====== GIVEN DATA
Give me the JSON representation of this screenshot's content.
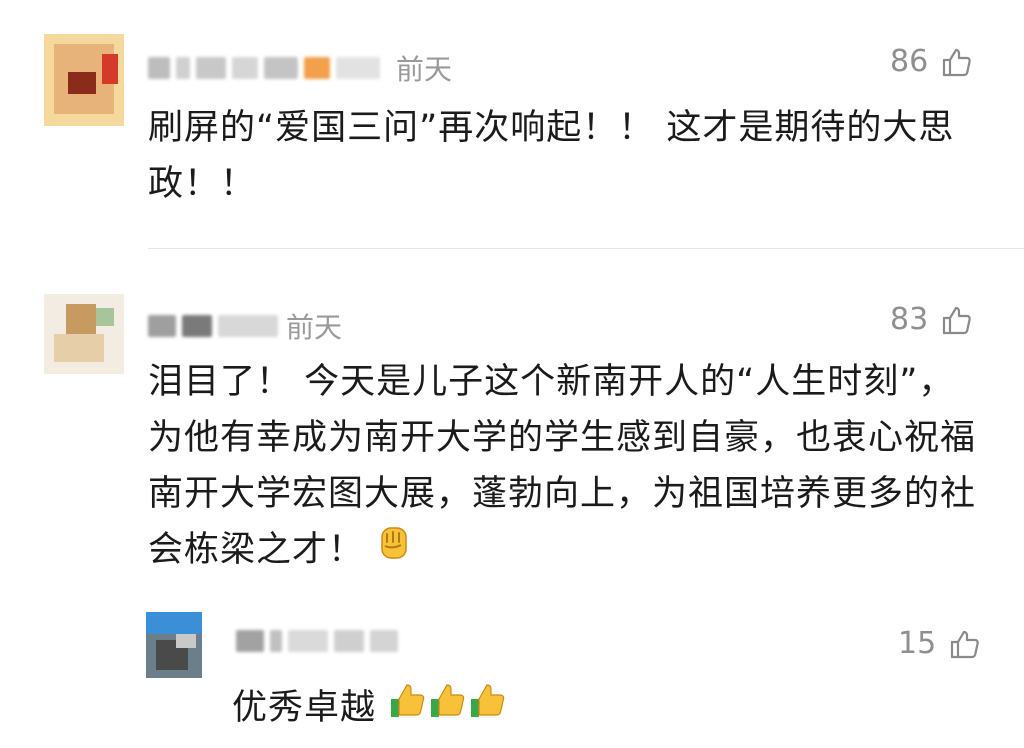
{
  "comments": [
    {
      "time": "前天",
      "likes": "86",
      "text": "刷屏的“爱国三问”再次响起！！ 这才是期待的大思政！！"
    },
    {
      "time": "前天",
      "likes": "83",
      "text": "泪目了！ 今天是儿子这个新南开人的“人生时刻”，为他有幸成为南开大学的学生感到自豪，也衷心祝福南开大学宏图大展，蓬勃向上，为祖国培养更多的社会栋梁之才！",
      "emoji": "raised-fist-icon"
    }
  ],
  "reply": {
    "likes": "15",
    "text": "优秀卓越",
    "emojis": [
      "thumbs-up-icon",
      "thumbs-up-icon",
      "thumbs-up-icon"
    ]
  },
  "colors": {
    "text": "#1b1b1b",
    "muted": "#9a9a9a",
    "divider": "#e6e6e6"
  }
}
============
REQUIREMENTS -
Exact duplication of all the records is required; pictures are omitted from the copy.

EXPECTED ANSWER -
Give me the JSON representation of this screenshot's content.
{
  "comments": [
    {
      "time": "前天",
      "likes": "86",
      "text": "刷屏的“爱国三问”再次响起！！ 这才是期待的大思政！！"
    },
    {
      "time": "前天",
      "likes": "83",
      "text": "泪目了！ 今天是儿子这个新南开人的“人生时刻”，为他有幸成为南开大学的学生感到自豪，也衷心祝福南开大学宏图大展，蓬勃向上，为祖国培养更多的社会栋梁之才！",
      "emoji": "raised-fist-icon"
    }
  ],
  "reply": {
    "likes": "15",
    "text": "优秀卓越",
    "emojis": [
      "thumbs-up-icon",
      "thumbs-up-icon",
      "thumbs-up-icon"
    ]
  },
  "colors": {
    "text": "#1b1b1b",
    "muted": "#9a9a9a",
    "divider": "#e6e6e6"
  }
}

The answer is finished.